--- PROMPT ---
Please output every line of the material as it stands, without the pictures.

(Data tied to figure images)

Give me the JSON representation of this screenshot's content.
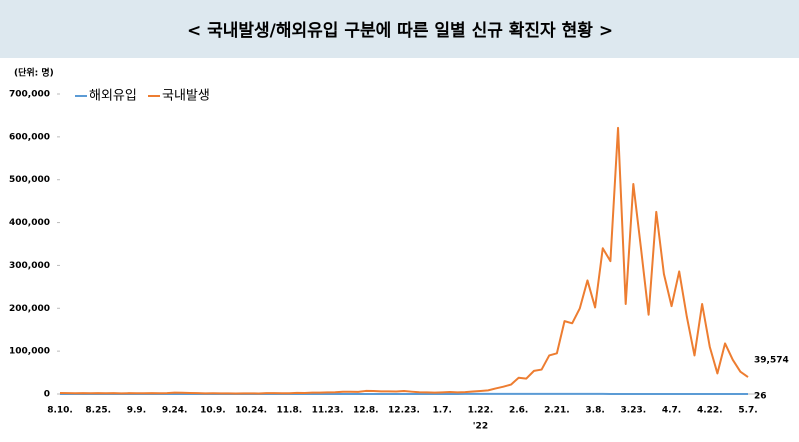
{
  "chart_data": {
    "type": "line",
    "title": "< 국내발생/해외유입 구분에 따른 일별 신규 확진자 현황 >",
    "unit": "(단위: 명)",
    "year_label": "'22",
    "categories": [
      "8.10.",
      null,
      null,
      null,
      null,
      "8.25.",
      null,
      null,
      null,
      null,
      "9.9.",
      null,
      null,
      null,
      null,
      "9.24.",
      null,
      null,
      null,
      null,
      "10.9.",
      null,
      null,
      null,
      null,
      "10.24.",
      null,
      null,
      null,
      null,
      "11.8.",
      null,
      null,
      null,
      null,
      "11.23.",
      null,
      null,
      null,
      null,
      "12.8.",
      null,
      null,
      null,
      null,
      "12.23.",
      null,
      null,
      null,
      null,
      "1.7.",
      null,
      null,
      null,
      null,
      "1.22.",
      null,
      null,
      null,
      null,
      "2.6.",
      null,
      null,
      null,
      null,
      "2.21.",
      null,
      null,
      null,
      null,
      "3.8.",
      null,
      null,
      null,
      null,
      "3.23.",
      null,
      null,
      null,
      null,
      "4.7.",
      null,
      null,
      null,
      null,
      "4.22.",
      null,
      null,
      null,
      null,
      "5.7."
    ],
    "series": [
      {
        "name": "해외유입",
        "color": "#5b9bd5",
        "values": [
          60,
          55,
          70,
          48,
          62,
          58,
          66,
          50,
          72,
          54,
          63,
          57,
          68,
          45,
          70,
          61,
          52,
          74,
          59,
          66,
          48,
          62,
          55,
          71,
          50,
          64,
          58,
          69,
          47,
          60,
          56,
          73,
          49,
          65,
          60,
          52,
          75,
          58,
          67,
          54,
          62,
          70,
          51,
          66,
          58,
          73,
          55,
          69,
          61,
          64,
          80,
          110,
          140,
          170,
          210,
          250,
          300,
          330,
          380,
          410,
          390,
          360,
          350,
          330,
          310,
          290,
          260,
          240,
          220,
          200,
          190,
          170,
          150,
          140,
          120,
          100,
          90,
          80,
          70,
          60,
          55,
          50,
          48,
          45,
          40,
          38,
          35,
          33,
          30,
          28,
          26
        ],
        "value_labels": [
          null,
          null,
          null,
          null,
          null,
          null,
          null,
          null,
          null,
          null,
          null,
          null,
          null,
          null,
          null,
          null,
          null,
          null,
          null,
          null,
          null,
          null,
          null,
          null,
          null,
          null,
          null,
          null,
          null,
          null,
          null,
          null,
          null,
          null,
          null,
          null,
          null,
          null,
          null,
          null,
          null,
          null,
          null,
          null,
          null,
          null,
          null,
          null,
          null,
          null,
          null,
          null,
          null,
          null,
          null,
          null,
          null,
          null,
          null,
          null,
          null,
          null,
          null,
          null,
          null,
          null,
          null,
          null,
          null,
          null,
          null,
          null,
          null,
          null,
          null,
          null,
          null,
          null,
          null,
          null,
          null,
          null,
          null,
          null,
          null,
          null,
          null,
          null,
          null,
          null,
          "26"
        ]
      },
      {
        "name": "국내발생",
        "color": "#ed7d31",
        "values": [
          2200,
          1990,
          1800,
          2150,
          1790,
          2150,
          1840,
          1960,
          1490,
          1940,
          1890,
          1650,
          2050,
          1780,
          2080,
          3270,
          2770,
          2480,
          2080,
          1590,
          1610,
          1420,
          1570,
          1070,
          1440,
          1420,
          1270,
          2110,
          2000,
          1680,
          1760,
          2510,
          2360,
          3290,
          3200,
          3930,
          4110,
          5350,
          5120,
          4940,
          7170,
          7020,
          6230,
          6060,
          5840,
          6920,
          5400,
          4200,
          3830,
          3120,
          3700,
          4540,
          3850,
          4380,
          5800,
          7000,
          8500,
          13000,
          17000,
          22000,
          38000,
          36000,
          54000,
          57000,
          90000,
          95000,
          170000,
          165000,
          200000,
          265000,
          202000,
          340000,
          310000,
          621000,
          210000,
          490000,
          340000,
          185000,
          425000,
          280000,
          205000,
          286000,
          180000,
          90000,
          210000,
          110000,
          48000,
          118000,
          80000,
          52000,
          39574
        ],
        "value_labels": [
          null,
          null,
          null,
          null,
          null,
          null,
          null,
          null,
          null,
          null,
          null,
          null,
          null,
          null,
          null,
          null,
          null,
          null,
          null,
          null,
          null,
          null,
          null,
          null,
          null,
          null,
          null,
          null,
          null,
          null,
          null,
          null,
          null,
          null,
          null,
          null,
          null,
          null,
          null,
          null,
          null,
          null,
          null,
          null,
          null,
          null,
          null,
          null,
          null,
          null,
          null,
          null,
          null,
          null,
          null,
          null,
          null,
          null,
          null,
          null,
          null,
          null,
          null,
          null,
          null,
          null,
          null,
          null,
          null,
          null,
          null,
          null,
          null,
          null,
          null,
          null,
          null,
          null,
          null,
          null,
          null,
          null,
          null,
          null,
          null,
          null,
          null,
          null,
          null,
          null,
          "39,574"
        ]
      }
    ],
    "ylim": [
      0,
      700000
    ],
    "yticks": [
      0,
      {
        "value": 100000,
        "label": "100,000"
      },
      {
        "value": 200000,
        "label": "200,000"
      },
      {
        "value": 300000,
        "label": "300,000"
      },
      {
        "value": 400000,
        "label": "400,000"
      },
      {
        "value": 500000,
        "label": "500,000"
      },
      {
        "value": 600000,
        "label": "600,000"
      },
      {
        "value": 700000,
        "label": "700,000"
      }
    ],
    "grid": false
  }
}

--- EXERCISE RESPONSE ---
Give me the JSON representation of this screenshot's content.
{
  "chart_data": {
    "type": "line",
    "title": "< 국내발생/해외유입 구분에 따른 일별 신규 확진자 현황 >",
    "unit": "(단위: 명)",
    "year_label": "'22",
    "categories": [
      "8.10.",
      null,
      null,
      null,
      null,
      "8.25.",
      null,
      null,
      null,
      null,
      "9.9.",
      null,
      null,
      null,
      null,
      "9.24.",
      null,
      null,
      null,
      null,
      "10.9.",
      null,
      null,
      null,
      null,
      "10.24.",
      null,
      null,
      null,
      null,
      "11.8.",
      null,
      null,
      null,
      null,
      "11.23.",
      null,
      null,
      null,
      null,
      "12.8.",
      null,
      null,
      null,
      null,
      "12.23.",
      null,
      null,
      null,
      null,
      "1.7.",
      null,
      null,
      null,
      null,
      "1.22.",
      null,
      null,
      null,
      null,
      "2.6.",
      null,
      null,
      null,
      null,
      "2.21.",
      null,
      null,
      null,
      null,
      "3.8.",
      null,
      null,
      null,
      null,
      "3.23.",
      null,
      null,
      null,
      null,
      "4.7.",
      null,
      null,
      null,
      null,
      "4.22.",
      null,
      null,
      null,
      null,
      "5.7."
    ],
    "series": [
      {
        "name": "해외유입",
        "color": "#5b9bd5",
        "values": [
          60,
          55,
          70,
          48,
          62,
          58,
          66,
          50,
          72,
          54,
          63,
          57,
          68,
          45,
          70,
          61,
          52,
          74,
          59,
          66,
          48,
          62,
          55,
          71,
          50,
          64,
          58,
          69,
          47,
          60,
          56,
          73,
          49,
          65,
          60,
          52,
          75,
          58,
          67,
          54,
          62,
          70,
          51,
          66,
          58,
          73,
          55,
          69,
          61,
          64,
          80,
          110,
          140,
          170,
          210,
          250,
          300,
          330,
          380,
          410,
          390,
          360,
          350,
          330,
          310,
          290,
          260,
          240,
          220,
          200,
          190,
          170,
          150,
          140,
          120,
          100,
          90,
          80,
          70,
          60,
          55,
          50,
          48,
          45,
          40,
          38,
          35,
          33,
          30,
          28,
          26
        ],
        "value_labels": [
          null,
          null,
          null,
          null,
          null,
          null,
          null,
          null,
          null,
          null,
          null,
          null,
          null,
          null,
          null,
          null,
          null,
          null,
          null,
          null,
          null,
          null,
          null,
          null,
          null,
          null,
          null,
          null,
          null,
          null,
          null,
          null,
          null,
          null,
          null,
          null,
          null,
          null,
          null,
          null,
          null,
          null,
          null,
          null,
          null,
          null,
          null,
          null,
          null,
          null,
          null,
          null,
          null,
          null,
          null,
          null,
          null,
          null,
          null,
          null,
          null,
          null,
          null,
          null,
          null,
          null,
          null,
          null,
          null,
          null,
          null,
          null,
          null,
          null,
          null,
          null,
          null,
          null,
          null,
          null,
          null,
          null,
          null,
          null,
          null,
          null,
          null,
          null,
          null,
          null,
          "26"
        ]
      },
      {
        "name": "국내발생",
        "color": "#ed7d31",
        "values": [
          2200,
          1990,
          1800,
          2150,
          1790,
          2150,
          1840,
          1960,
          1490,
          1940,
          1890,
          1650,
          2050,
          1780,
          2080,
          3270,
          2770,
          2480,
          2080,
          1590,
          1610,
          1420,
          1570,
          1070,
          1440,
          1420,
          1270,
          2110,
          2000,
          1680,
          1760,
          2510,
          2360,
          3290,
          3200,
          3930,
          4110,
          5350,
          5120,
          4940,
          7170,
          7020,
          6230,
          6060,
          5840,
          6920,
          5400,
          4200,
          3830,
          3120,
          3700,
          4540,
          3850,
          4380,
          5800,
          7000,
          8500,
          13000,
          17000,
          22000,
          38000,
          36000,
          54000,
          57000,
          90000,
          95000,
          170000,
          165000,
          200000,
          265000,
          202000,
          340000,
          310000,
          621000,
          210000,
          490000,
          340000,
          185000,
          425000,
          280000,
          205000,
          286000,
          180000,
          90000,
          210000,
          110000,
          48000,
          118000,
          80000,
          52000,
          39574
        ],
        "value_labels": [
          null,
          null,
          null,
          null,
          null,
          null,
          null,
          null,
          null,
          null,
          null,
          null,
          null,
          null,
          null,
          null,
          null,
          null,
          null,
          null,
          null,
          null,
          null,
          null,
          null,
          null,
          null,
          null,
          null,
          null,
          null,
          null,
          null,
          null,
          null,
          null,
          null,
          null,
          null,
          null,
          null,
          null,
          null,
          null,
          null,
          null,
          null,
          null,
          null,
          null,
          null,
          null,
          null,
          null,
          null,
          null,
          null,
          null,
          null,
          null,
          null,
          null,
          null,
          null,
          null,
          null,
          null,
          null,
          null,
          null,
          null,
          null,
          null,
          null,
          null,
          null,
          null,
          null,
          null,
          null,
          null,
          null,
          null,
          null,
          null,
          null,
          null,
          null,
          null,
          null,
          "39,574"
        ]
      }
    ],
    "ylim": [
      0,
      700000
    ],
    "yticks": [
      0,
      {
        "value": 100000,
        "label": "100,000"
      },
      {
        "value": 200000,
        "label": "200,000"
      },
      {
        "value": 300000,
        "label": "300,000"
      },
      {
        "value": 400000,
        "label": "400,000"
      },
      {
        "value": 500000,
        "label": "500,000"
      },
      {
        "value": 600000,
        "label": "600,000"
      },
      {
        "value": 700000,
        "label": "700,000"
      }
    ],
    "grid": false
  }
}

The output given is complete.